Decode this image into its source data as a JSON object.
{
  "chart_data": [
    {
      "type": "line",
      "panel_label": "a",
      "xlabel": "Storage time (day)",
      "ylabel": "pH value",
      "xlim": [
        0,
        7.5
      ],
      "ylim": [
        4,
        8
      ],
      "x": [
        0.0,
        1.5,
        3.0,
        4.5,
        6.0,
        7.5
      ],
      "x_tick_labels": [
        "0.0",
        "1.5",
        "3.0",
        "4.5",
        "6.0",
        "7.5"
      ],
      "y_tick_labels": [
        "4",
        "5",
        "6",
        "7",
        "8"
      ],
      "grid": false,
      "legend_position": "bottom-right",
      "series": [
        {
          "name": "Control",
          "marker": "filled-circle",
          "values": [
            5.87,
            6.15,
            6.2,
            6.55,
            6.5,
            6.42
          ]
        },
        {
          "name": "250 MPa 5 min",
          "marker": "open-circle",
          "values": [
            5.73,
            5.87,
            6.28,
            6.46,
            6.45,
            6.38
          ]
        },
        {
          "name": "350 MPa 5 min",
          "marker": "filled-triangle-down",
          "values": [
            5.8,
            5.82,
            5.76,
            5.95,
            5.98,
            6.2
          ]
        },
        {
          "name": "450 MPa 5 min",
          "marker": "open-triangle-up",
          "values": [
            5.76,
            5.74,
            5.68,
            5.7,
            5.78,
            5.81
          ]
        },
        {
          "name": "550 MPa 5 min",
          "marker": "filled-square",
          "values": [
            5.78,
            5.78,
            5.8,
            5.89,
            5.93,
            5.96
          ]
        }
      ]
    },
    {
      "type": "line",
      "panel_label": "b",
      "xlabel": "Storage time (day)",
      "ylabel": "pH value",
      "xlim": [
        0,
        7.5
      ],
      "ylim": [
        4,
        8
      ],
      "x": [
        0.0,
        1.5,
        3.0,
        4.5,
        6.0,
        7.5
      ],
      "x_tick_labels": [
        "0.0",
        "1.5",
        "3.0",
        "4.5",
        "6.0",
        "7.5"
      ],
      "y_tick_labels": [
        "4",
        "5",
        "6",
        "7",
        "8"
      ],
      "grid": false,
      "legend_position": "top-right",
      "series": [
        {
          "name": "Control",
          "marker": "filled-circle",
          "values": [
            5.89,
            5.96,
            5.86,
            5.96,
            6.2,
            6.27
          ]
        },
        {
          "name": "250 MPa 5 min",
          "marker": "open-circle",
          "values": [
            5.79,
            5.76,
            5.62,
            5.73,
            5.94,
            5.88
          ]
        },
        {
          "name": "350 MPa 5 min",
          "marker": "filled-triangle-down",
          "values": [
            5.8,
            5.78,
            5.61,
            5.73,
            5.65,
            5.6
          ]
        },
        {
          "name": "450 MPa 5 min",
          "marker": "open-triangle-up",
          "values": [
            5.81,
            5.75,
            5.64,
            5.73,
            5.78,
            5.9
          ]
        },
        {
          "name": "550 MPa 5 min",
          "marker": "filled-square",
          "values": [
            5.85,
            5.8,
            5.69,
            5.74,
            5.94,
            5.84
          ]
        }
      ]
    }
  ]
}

▶ _Your goal_:
Please output the complete data exactly.

▶ _Answer_:
Decode this image into its source data as a JSON object.
{
  "chart_data": [
    {
      "type": "line",
      "panel_label": "a",
      "xlabel": "Storage time (day)",
      "ylabel": "pH value",
      "xlim": [
        0,
        7.5
      ],
      "ylim": [
        4,
        8
      ],
      "x": [
        0.0,
        1.5,
        3.0,
        4.5,
        6.0,
        7.5
      ],
      "x_tick_labels": [
        "0.0",
        "1.5",
        "3.0",
        "4.5",
        "6.0",
        "7.5"
      ],
      "y_tick_labels": [
        "4",
        "5",
        "6",
        "7",
        "8"
      ],
      "grid": false,
      "legend_position": "bottom-right",
      "series": [
        {
          "name": "Control",
          "marker": "filled-circle",
          "values": [
            5.87,
            6.15,
            6.2,
            6.55,
            6.5,
            6.42
          ]
        },
        {
          "name": "250 MPa 5 min",
          "marker": "open-circle",
          "values": [
            5.73,
            5.87,
            6.28,
            6.46,
            6.45,
            6.38
          ]
        },
        {
          "name": "350 MPa 5 min",
          "marker": "filled-triangle-down",
          "values": [
            5.8,
            5.82,
            5.76,
            5.95,
            5.98,
            6.2
          ]
        },
        {
          "name": "450 MPa 5 min",
          "marker": "open-triangle-up",
          "values": [
            5.76,
            5.74,
            5.68,
            5.7,
            5.78,
            5.81
          ]
        },
        {
          "name": "550 MPa 5 min",
          "marker": "filled-square",
          "values": [
            5.78,
            5.78,
            5.8,
            5.89,
            5.93,
            5.96
          ]
        }
      ]
    },
    {
      "type": "line",
      "panel_label": "b",
      "xlabel": "Storage time (day)",
      "ylabel": "pH value",
      "xlim": [
        0,
        7.5
      ],
      "ylim": [
        4,
        8
      ],
      "x": [
        0.0,
        1.5,
        3.0,
        4.5,
        6.0,
        7.5
      ],
      "x_tick_labels": [
        "0.0",
        "1.5",
        "3.0",
        "4.5",
        "6.0",
        "7.5"
      ],
      "y_tick_labels": [
        "4",
        "5",
        "6",
        "7",
        "8"
      ],
      "grid": false,
      "legend_position": "top-right",
      "series": [
        {
          "name": "Control",
          "marker": "filled-circle",
          "values": [
            5.89,
            5.96,
            5.86,
            5.96,
            6.2,
            6.27
          ]
        },
        {
          "name": "250 MPa 5 min",
          "marker": "open-circle",
          "values": [
            5.79,
            5.76,
            5.62,
            5.73,
            5.94,
            5.88
          ]
        },
        {
          "name": "350 MPa 5 min",
          "marker": "filled-triangle-down",
          "values": [
            5.8,
            5.78,
            5.61,
            5.73,
            5.65,
            5.6
          ]
        },
        {
          "name": "450 MPa 5 min",
          "marker": "open-triangle-up",
          "values": [
            5.81,
            5.75,
            5.64,
            5.73,
            5.78,
            5.9
          ]
        },
        {
          "name": "550 MPa 5 min",
          "marker": "filled-square",
          "values": [
            5.85,
            5.8,
            5.69,
            5.74,
            5.94,
            5.84
          ]
        }
      ]
    }
  ]
}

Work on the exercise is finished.